Goal of the exercise –
Without further comment, state how many lines in the listing below contain the word "Chief".

* Start *

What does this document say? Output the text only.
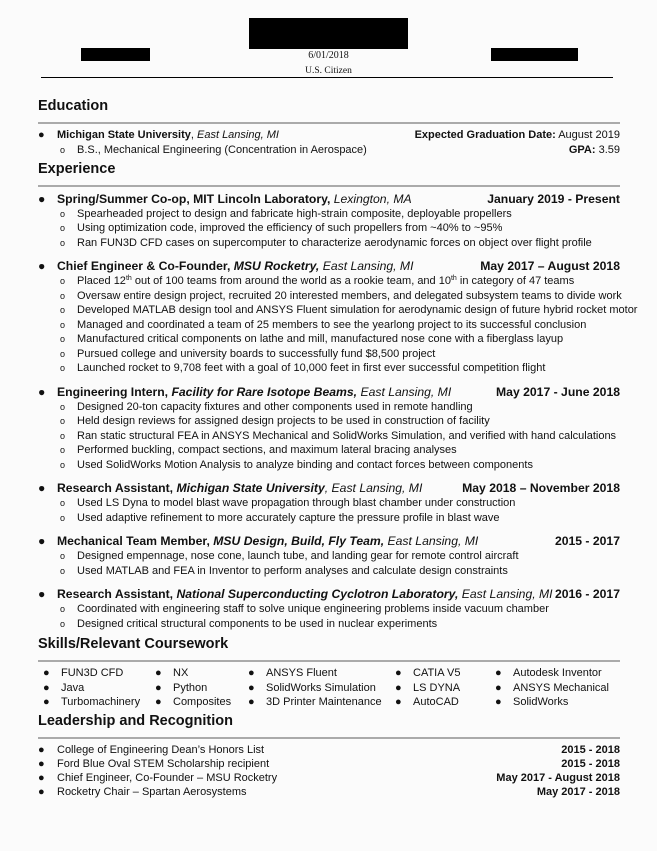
6/01/2018
U.S. Citizen
Education
● Michigan State University, East Lansing, MI	Expected Graduation Date: August 2019
o B.S., Mechanical Engineering (Concentration in Aerospace)	GPA: 3.59
Experience
● Spring/Summer Co-op, MIT Lincoln Laboratory, Lexington, MA	January 2019 - Present
o Spearheaded project to design and fabricate high-strain composite, deployable propellers
o Using optimization code, improved the efficiency of such propellers from ~40% to ~95%
o Ran FUN3D CFD cases on supercomputer to characterize aerodynamic forces on object over flight profile
● Chief Engineer & Co-Founder, MSU Rocketry, East Lansing, MI	May 2017 – August 2018
o Placed 12th out of 100 teams from around the world as a rookie team, and 10th in category of 47 teams
o Oversaw entire design project, recruited 20 interested members, and delegated subsystem teams to divide work
o Developed MATLAB design tool and ANSYS Fluent simulation for aerodynamic design of future hybrid rocket motor
o Managed and coordinated a team of 25 members to see the yearlong project to its successful conclusion
o Manufactured critical components on lathe and mill, manufactured nose cone with a fiberglass layup
o Pursued college and university boards to successfully fund $8,500 project
o Launched rocket to 9,708 feet with a goal of 10,000 feet in first ever successful competition flight
● Engineering Intern, Facility for Rare Isotope Beams, East Lansing, MI	May 2017 - June 2018
o Designed 20-ton capacity fixtures and other components used in remote handling
o Held design reviews for assigned design projects to be used in construction of facility
o Ran static structural FEA in ANSYS Mechanical and SolidWorks Simulation, and verified with hand calculations
o Performed buckling, compact sections, and maximum lateral bracing analyses
o Used SolidWorks Motion Analysis to analyze binding and contact forces between components
● Research Assistant, Michigan State University, East Lansing, MI	May 2018 – November 2018
o Used LS Dyna to model blast wave propagation through blast chamber under construction
o Used adaptive refinement to more accurately capture the pressure profile in blast wave
● Mechanical Team Member, MSU Design, Build, Fly Team, East Lansing, MI	2015 - 2017
o Designed empennage, nose cone, launch tube, and landing gear for remote control aircraft
o Used MATLAB and FEA in Inventor to perform analyses and calculate design constraints
● Research Assistant, National Superconducting Cyclotron Laboratory, East Lansing, MI 2016 - 2017
o Coordinated with engineering staff to solve unique engineering problems inside vacuum chamber
o Designed critical structural components to be used in nuclear experiments
Skills/Relevant Coursework
● FUN3D CFD	● NX	● ANSYS Fluent	● CATIA V5	● Autodesk Inventor
● Java	● Python	● SolidWorks Simulation	● LS DYNA	● ANSYS Mechanical
● Turbomachinery	● Composites	● 3D Printer Maintenance	● AutoCAD	● SolidWorks
Leadership and Recognition
● College of Engineering Dean’s Honors List	2015 - 2018
● Ford Blue Oval STEM Scholarship recipient	2015 - 2018
● Chief Engineer, Co-Founder – MSU Rocketry	May 2017 - August 2018
● Rocketry Chair – Spartan Aerosystems	May 2017 - 2018
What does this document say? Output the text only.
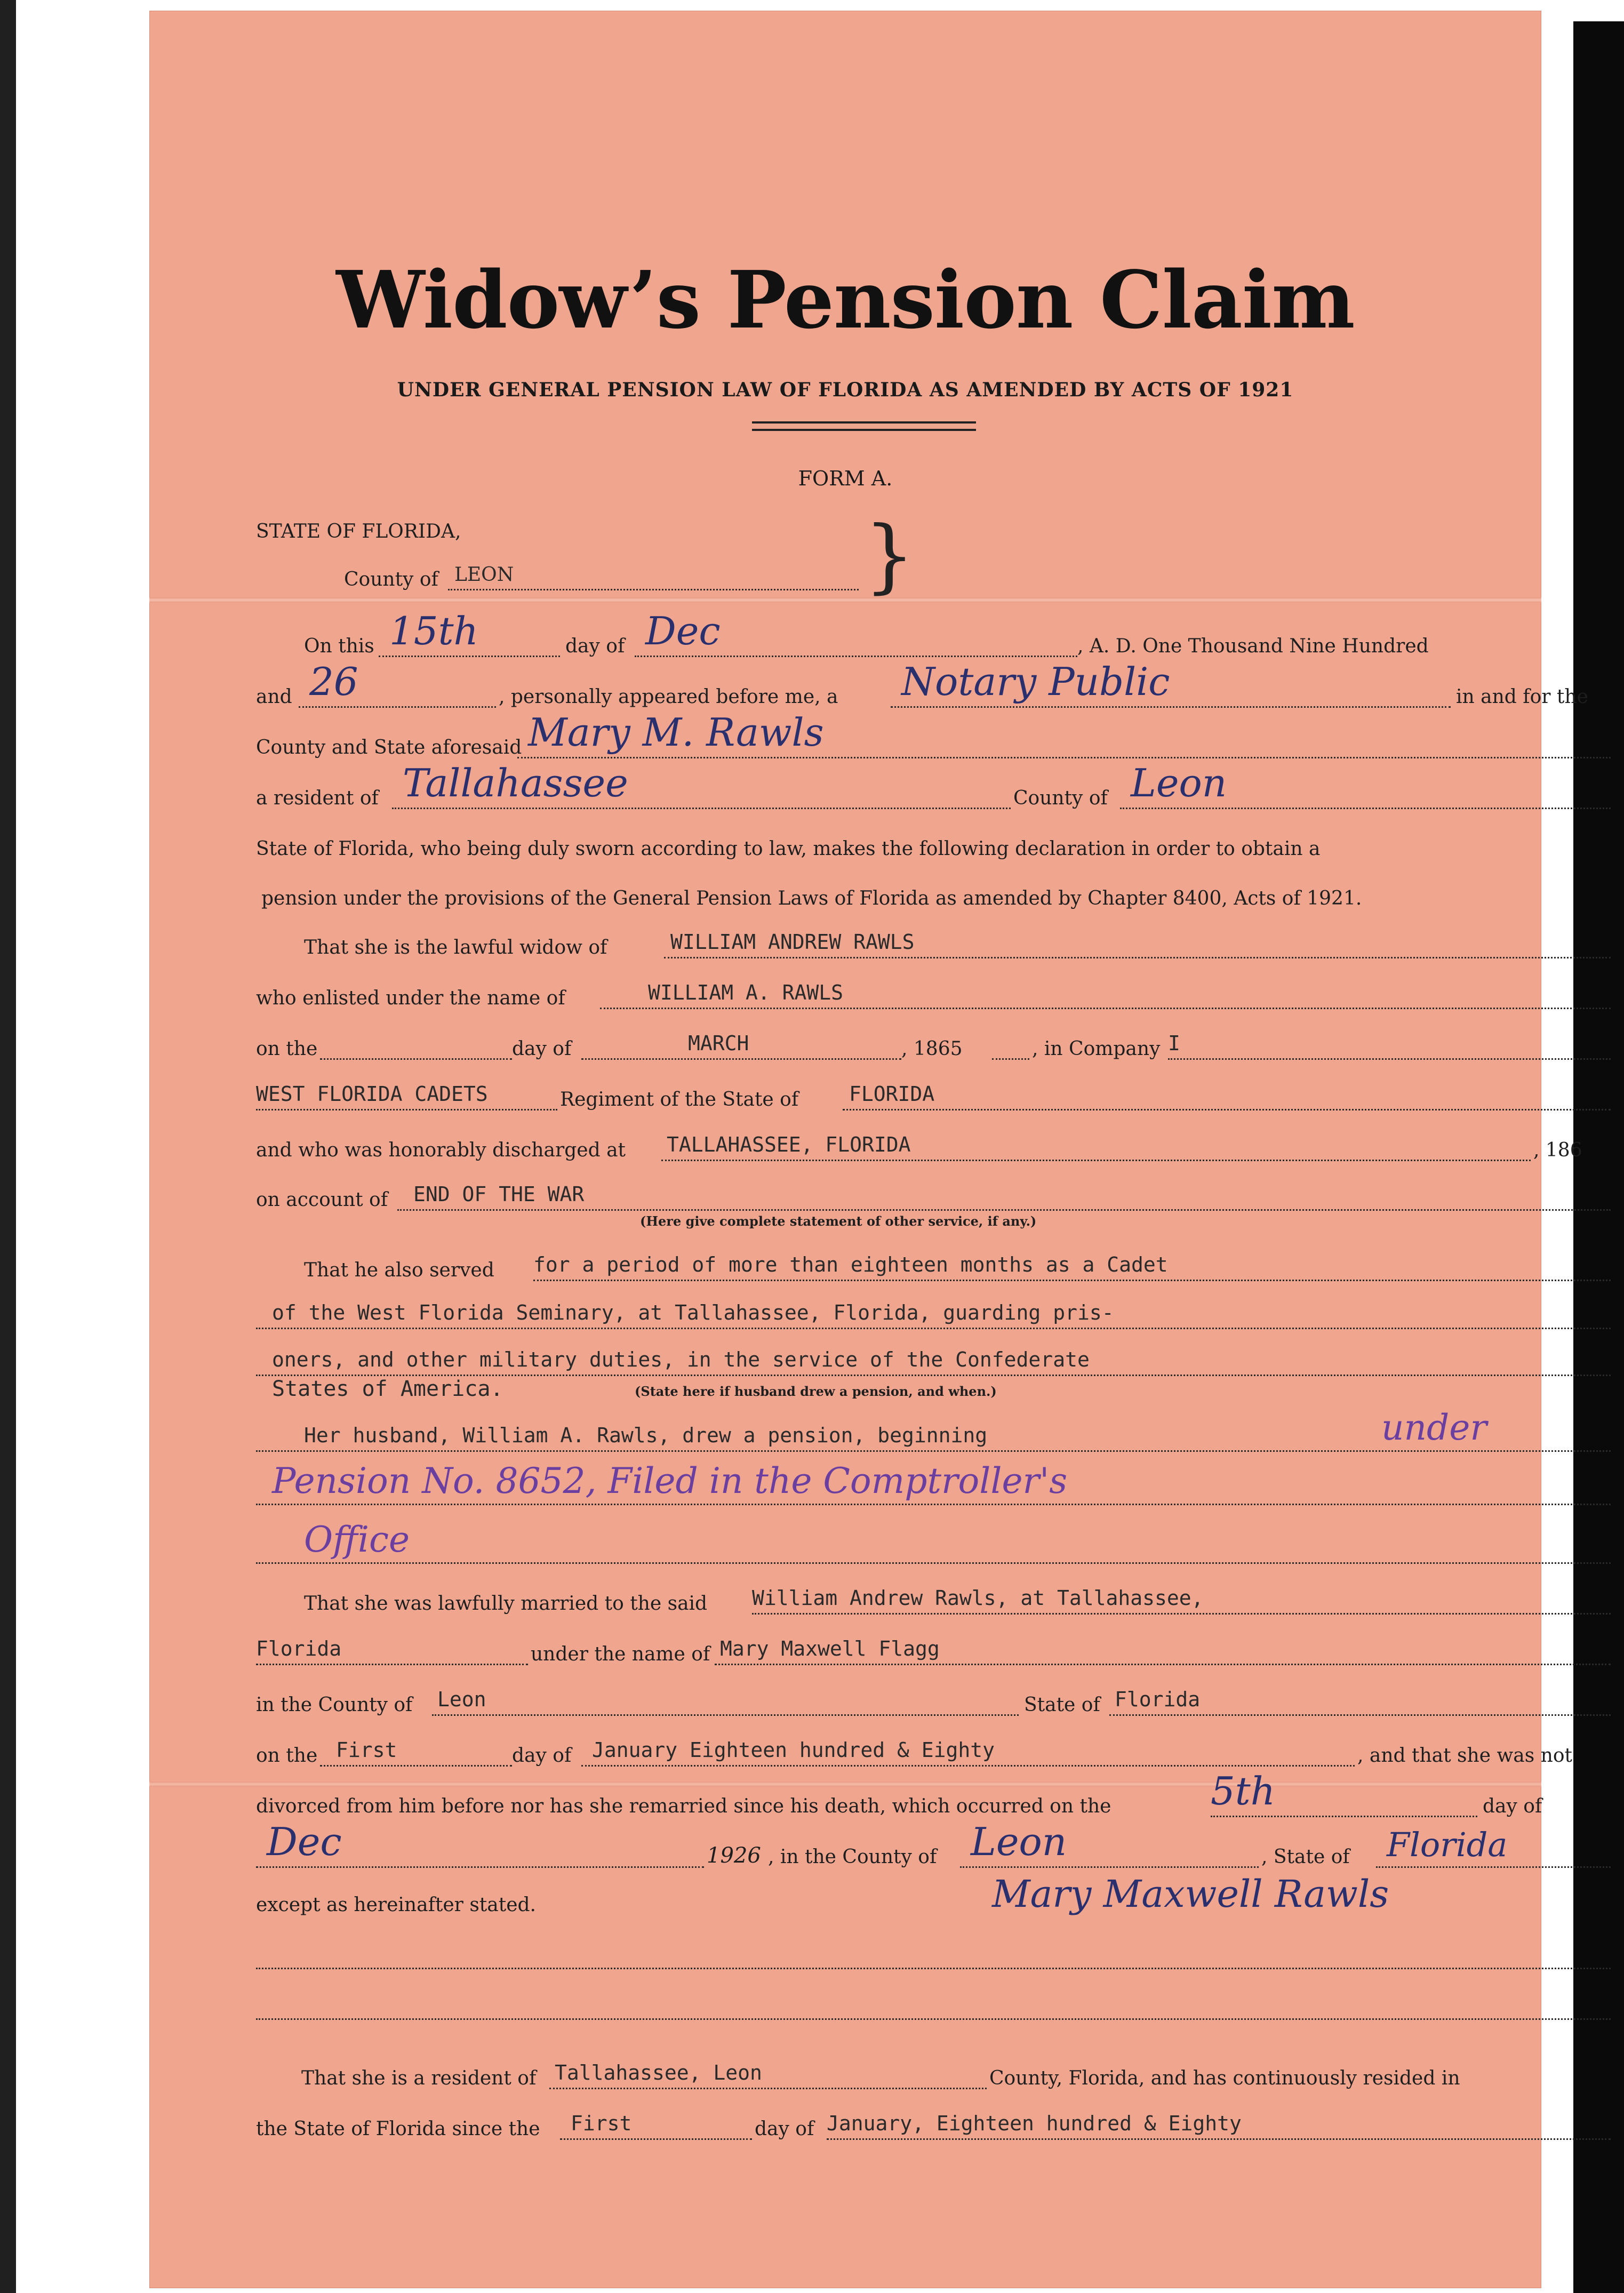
Widow’s Pension Claim
UNDER GENERAL PENSION LAW OF FLORIDA AS AMENDED BY ACTS OF 1921
FORM A.
STATE OF FLORIDA,
County of LEON	}
On this 15th	day of Dec	, A. D. One Thousand Nine Hundred
and 26	, personally appeared before me, a Notary Public	in and for the
County and State aforesaid Mary M. Rawls
a resident of Tallahassee	County of Leon
State of Florida, who being duly sworn according to law, makes the following declaration in order to obtain a
pension under the provisions of the General Pension Laws of Florida as amended by Chapter 8400, Acts of 1921.
That she is the lawful widow of	WILLIAM ANDREW RAWLS
who enlisted under the name of	WILLIAM A. RAWLS
on the	day of	MARCH	, 1865	, in Company I
WEST FLORIDA CADETS	Regiment of the State of FLORIDA
and who was honorably discharged at TALLAHASSEE, FLORIDA	, 186
on account of END OF THE WAR
(Here give complete statement of other service, if any.)
That he also served for a period of more than eighteen months as a Cadet
of the West Florida Seminary, at Tallahassee, Florida, guarding pris-
oners, and other military duties, in the service of the Confederate
States of America.	(State here if husband drew a pension, and when.)
Her husband, William A. Rawls, drew a pension, beginning	under
Pension No. 8652, Filed in the Comptroller's
Office
That she was lawfully married to the said William Andrew Rawls, at Tallahassee,
Florida	under the name of Mary Maxwell Flagg
in the County of Leon	State of Florida
on the First	day of January Eighteen hundred & Eighty	, and that she was not
divorced from him before nor has she remarried since his death, which occurred on the	5th	day of
Dec	1926 , in the County of Leon	, State of Florida
except as hereinafter stated.	Mary Maxwell Rawls
That she is a resident of Tallahassee, Leon	County, Florida, and has continuously resided in
the State of Florida since the First	day of January, Eighteen hundred & Eighty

* End *

Problem solution –
2